→ OBJECTIVE: Leave out any picture and return the remaining listing below exactly as given.

>> Begin

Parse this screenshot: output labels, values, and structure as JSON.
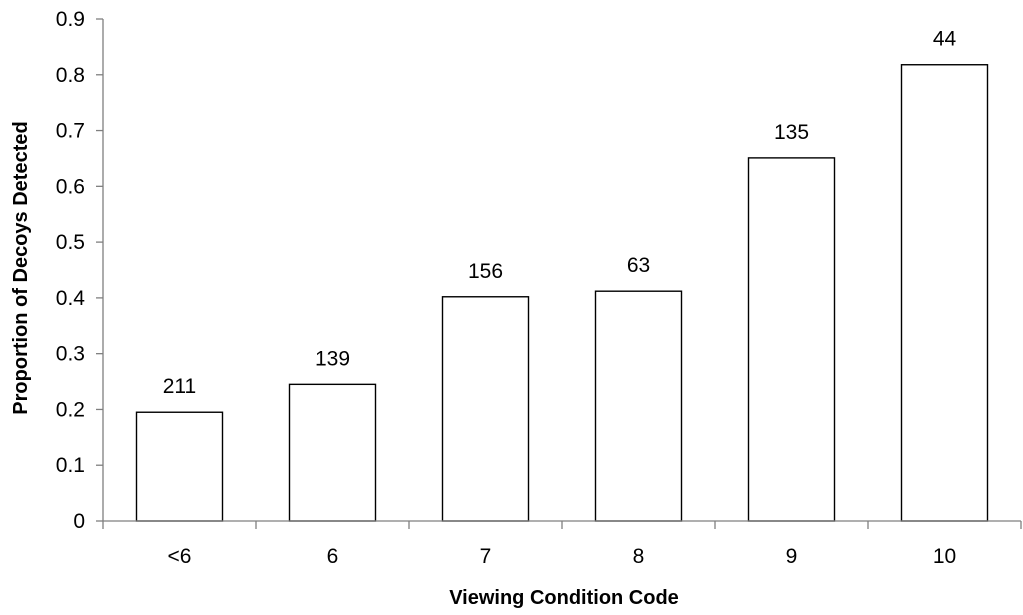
{
  "chart_data": {
    "type": "bar",
    "title": "",
    "xlabel": "Viewing Condition Code",
    "ylabel": "Proportion of Decoys Detected",
    "categories": [
      "<6",
      "6",
      "7",
      "8",
      "9",
      "10"
    ],
    "values": [
      0.195,
      0.245,
      0.402,
      0.412,
      0.651,
      0.818
    ],
    "data_labels": [
      "211",
      "139",
      "156",
      "63",
      "135",
      "44"
    ],
    "yticks": [
      "0",
      "0.1",
      "0.2",
      "0.3",
      "0.4",
      "0.5",
      "0.6",
      "0.7",
      "0.8",
      "0.9"
    ],
    "ylim": [
      0,
      0.9
    ],
    "grid": false,
    "legend": "none",
    "colors": {
      "bar_fill": "#ffffff",
      "bar_stroke": "#000000",
      "axis": "#7f7f7f"
    }
  }
}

>> End

→ WRITTEN RESPONSE:
Parse this screenshot: output labels, values, and structure as JSON.
{
  "chart_data": {
    "type": "bar",
    "title": "",
    "xlabel": "Viewing Condition Code",
    "ylabel": "Proportion of Decoys Detected",
    "categories": [
      "<6",
      "6",
      "7",
      "8",
      "9",
      "10"
    ],
    "values": [
      0.195,
      0.245,
      0.402,
      0.412,
      0.651,
      0.818
    ],
    "data_labels": [
      "211",
      "139",
      "156",
      "63",
      "135",
      "44"
    ],
    "yticks": [
      "0",
      "0.1",
      "0.2",
      "0.3",
      "0.4",
      "0.5",
      "0.6",
      "0.7",
      "0.8",
      "0.9"
    ],
    "ylim": [
      0,
      0.9
    ],
    "grid": false,
    "legend": "none",
    "colors": {
      "bar_fill": "#ffffff",
      "bar_stroke": "#000000",
      "axis": "#7f7f7f"
    }
  }
}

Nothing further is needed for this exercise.